:: Record set

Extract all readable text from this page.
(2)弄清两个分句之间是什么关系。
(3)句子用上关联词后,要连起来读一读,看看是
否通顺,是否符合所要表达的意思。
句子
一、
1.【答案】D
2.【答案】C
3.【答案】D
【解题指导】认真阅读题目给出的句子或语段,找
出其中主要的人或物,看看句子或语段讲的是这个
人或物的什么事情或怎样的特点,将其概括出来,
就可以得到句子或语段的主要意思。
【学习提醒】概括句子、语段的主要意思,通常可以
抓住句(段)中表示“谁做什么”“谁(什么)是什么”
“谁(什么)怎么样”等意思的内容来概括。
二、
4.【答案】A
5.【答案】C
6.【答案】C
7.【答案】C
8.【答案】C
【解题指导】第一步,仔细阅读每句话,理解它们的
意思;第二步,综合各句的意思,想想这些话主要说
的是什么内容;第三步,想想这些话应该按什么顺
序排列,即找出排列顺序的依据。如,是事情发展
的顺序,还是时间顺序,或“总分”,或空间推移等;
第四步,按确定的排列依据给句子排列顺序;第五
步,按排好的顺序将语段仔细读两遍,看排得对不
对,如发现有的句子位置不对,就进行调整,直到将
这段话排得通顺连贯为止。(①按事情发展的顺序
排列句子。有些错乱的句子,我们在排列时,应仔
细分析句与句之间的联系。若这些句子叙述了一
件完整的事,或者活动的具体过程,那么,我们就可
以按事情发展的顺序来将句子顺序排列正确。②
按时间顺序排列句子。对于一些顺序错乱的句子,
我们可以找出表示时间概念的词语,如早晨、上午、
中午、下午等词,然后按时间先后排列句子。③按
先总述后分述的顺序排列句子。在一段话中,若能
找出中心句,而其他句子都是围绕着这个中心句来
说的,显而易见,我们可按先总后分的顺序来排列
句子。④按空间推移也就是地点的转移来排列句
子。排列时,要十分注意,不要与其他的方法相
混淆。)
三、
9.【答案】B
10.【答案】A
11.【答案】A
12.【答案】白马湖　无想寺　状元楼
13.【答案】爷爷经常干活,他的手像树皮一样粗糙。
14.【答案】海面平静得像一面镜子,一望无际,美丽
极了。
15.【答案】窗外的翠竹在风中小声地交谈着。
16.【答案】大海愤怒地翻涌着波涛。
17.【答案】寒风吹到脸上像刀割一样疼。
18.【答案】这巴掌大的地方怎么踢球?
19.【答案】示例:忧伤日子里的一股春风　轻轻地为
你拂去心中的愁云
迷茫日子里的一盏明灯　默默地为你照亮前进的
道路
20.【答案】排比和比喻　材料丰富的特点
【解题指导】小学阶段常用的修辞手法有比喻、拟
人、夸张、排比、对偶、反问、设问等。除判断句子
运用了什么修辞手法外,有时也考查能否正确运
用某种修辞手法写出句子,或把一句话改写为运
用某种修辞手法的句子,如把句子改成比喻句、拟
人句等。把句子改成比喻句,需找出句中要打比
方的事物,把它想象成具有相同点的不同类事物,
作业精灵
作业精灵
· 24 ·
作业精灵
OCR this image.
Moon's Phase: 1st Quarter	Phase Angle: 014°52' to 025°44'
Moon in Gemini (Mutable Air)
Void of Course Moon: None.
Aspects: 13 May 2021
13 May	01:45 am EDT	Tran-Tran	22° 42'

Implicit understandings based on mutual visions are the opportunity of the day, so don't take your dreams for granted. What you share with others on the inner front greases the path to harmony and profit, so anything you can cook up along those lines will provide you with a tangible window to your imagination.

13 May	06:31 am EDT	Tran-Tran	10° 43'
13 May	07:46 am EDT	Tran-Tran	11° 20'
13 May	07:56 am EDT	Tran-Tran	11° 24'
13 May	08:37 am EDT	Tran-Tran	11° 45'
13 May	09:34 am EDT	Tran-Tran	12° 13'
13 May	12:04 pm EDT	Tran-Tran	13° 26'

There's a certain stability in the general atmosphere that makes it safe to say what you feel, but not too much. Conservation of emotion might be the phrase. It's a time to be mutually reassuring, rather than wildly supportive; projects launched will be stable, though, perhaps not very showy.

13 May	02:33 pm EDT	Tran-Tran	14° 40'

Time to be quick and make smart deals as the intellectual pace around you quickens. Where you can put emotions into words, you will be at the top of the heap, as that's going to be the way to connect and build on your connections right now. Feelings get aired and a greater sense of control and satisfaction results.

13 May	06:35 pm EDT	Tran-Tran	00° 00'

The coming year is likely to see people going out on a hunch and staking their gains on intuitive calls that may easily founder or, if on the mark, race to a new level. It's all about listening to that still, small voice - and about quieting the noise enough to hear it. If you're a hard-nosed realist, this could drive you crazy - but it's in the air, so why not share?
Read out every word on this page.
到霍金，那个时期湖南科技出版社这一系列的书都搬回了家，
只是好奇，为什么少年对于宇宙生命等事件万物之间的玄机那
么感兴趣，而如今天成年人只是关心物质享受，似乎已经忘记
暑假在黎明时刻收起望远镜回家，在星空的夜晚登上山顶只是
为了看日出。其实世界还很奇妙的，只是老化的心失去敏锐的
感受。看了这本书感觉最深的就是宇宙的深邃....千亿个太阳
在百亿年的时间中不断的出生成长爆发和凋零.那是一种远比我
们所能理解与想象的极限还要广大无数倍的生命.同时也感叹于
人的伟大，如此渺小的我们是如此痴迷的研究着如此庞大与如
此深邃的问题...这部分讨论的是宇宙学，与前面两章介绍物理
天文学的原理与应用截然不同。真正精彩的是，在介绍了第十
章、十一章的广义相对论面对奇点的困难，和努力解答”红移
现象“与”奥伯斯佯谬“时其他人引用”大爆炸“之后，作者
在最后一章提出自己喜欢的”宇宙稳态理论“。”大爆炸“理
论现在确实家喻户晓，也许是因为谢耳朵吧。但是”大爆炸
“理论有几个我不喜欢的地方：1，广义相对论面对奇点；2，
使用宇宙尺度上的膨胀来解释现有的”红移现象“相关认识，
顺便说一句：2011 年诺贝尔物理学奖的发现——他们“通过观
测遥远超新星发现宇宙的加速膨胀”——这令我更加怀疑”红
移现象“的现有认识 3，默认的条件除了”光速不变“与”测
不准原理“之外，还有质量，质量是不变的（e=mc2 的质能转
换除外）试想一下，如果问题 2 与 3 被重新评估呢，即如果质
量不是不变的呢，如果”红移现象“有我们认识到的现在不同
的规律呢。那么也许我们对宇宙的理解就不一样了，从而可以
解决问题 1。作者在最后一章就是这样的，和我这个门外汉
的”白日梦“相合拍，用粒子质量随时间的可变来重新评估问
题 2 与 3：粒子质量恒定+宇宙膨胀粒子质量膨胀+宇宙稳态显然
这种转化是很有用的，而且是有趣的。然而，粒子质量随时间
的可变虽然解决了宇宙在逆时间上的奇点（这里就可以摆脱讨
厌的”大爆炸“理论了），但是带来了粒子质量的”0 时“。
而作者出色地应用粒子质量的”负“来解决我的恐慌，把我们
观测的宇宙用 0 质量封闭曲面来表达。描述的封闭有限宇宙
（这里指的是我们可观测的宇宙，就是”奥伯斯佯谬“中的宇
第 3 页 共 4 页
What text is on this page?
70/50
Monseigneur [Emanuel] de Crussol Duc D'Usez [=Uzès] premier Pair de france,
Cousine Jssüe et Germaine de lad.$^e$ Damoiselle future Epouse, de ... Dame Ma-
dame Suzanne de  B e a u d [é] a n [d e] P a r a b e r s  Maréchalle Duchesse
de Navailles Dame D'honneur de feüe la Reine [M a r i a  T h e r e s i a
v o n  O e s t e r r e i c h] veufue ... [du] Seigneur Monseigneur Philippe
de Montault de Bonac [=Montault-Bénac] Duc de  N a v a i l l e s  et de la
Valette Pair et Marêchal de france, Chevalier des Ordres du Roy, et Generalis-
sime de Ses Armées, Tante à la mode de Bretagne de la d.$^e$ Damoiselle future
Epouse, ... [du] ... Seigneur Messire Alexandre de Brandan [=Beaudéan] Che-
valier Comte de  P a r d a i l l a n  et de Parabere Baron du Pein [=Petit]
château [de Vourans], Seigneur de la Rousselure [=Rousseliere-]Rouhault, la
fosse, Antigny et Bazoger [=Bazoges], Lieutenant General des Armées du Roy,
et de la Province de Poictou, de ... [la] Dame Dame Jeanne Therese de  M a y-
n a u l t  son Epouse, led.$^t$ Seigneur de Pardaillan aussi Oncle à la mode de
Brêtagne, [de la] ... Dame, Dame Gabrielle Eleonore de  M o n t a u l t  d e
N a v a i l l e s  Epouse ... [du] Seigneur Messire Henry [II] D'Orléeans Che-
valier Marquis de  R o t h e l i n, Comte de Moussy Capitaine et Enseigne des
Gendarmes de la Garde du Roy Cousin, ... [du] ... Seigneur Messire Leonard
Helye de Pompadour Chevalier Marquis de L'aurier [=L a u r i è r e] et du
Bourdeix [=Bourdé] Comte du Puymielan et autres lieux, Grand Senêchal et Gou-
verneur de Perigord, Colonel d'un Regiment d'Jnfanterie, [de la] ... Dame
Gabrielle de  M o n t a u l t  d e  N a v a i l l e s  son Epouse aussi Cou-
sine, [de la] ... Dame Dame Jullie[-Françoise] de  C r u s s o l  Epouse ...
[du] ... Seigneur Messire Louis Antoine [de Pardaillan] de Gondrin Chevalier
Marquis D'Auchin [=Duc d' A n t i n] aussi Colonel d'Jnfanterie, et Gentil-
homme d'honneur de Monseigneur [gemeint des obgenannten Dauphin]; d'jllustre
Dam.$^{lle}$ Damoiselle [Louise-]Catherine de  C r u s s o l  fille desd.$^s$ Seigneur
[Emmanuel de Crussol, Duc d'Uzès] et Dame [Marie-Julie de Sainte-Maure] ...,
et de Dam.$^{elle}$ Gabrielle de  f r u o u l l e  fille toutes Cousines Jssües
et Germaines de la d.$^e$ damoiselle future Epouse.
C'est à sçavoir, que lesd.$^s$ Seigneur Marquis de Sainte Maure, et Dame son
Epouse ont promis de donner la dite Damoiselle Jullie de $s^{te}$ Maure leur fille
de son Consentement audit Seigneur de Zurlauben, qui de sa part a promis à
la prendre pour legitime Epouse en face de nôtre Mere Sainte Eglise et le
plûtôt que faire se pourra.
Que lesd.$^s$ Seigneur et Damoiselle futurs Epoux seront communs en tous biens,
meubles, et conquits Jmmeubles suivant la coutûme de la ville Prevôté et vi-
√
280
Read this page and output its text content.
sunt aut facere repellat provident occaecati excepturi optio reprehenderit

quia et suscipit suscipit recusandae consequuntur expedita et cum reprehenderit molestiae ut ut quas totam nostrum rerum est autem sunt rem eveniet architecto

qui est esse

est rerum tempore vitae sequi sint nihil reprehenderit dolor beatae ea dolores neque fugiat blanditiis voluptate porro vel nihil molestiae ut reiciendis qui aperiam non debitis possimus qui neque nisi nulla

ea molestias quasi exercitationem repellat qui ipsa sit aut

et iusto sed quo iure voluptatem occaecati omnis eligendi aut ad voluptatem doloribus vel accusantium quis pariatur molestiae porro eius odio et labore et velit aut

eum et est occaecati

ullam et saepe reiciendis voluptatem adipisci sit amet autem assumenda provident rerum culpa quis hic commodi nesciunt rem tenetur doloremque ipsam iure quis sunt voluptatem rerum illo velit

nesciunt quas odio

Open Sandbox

::::

What you need to do: Which lines include the word "Crussol"? List them all.

Answer for this exercise:
Monseigneur [Emanuel] de Crussol Duc D'Usez [=Uzès] premier Pair de france,
[Emmanuel de Crussol, Duc d'Uzès] et Dame [Marie-Julie de Sainte-Maure] ...,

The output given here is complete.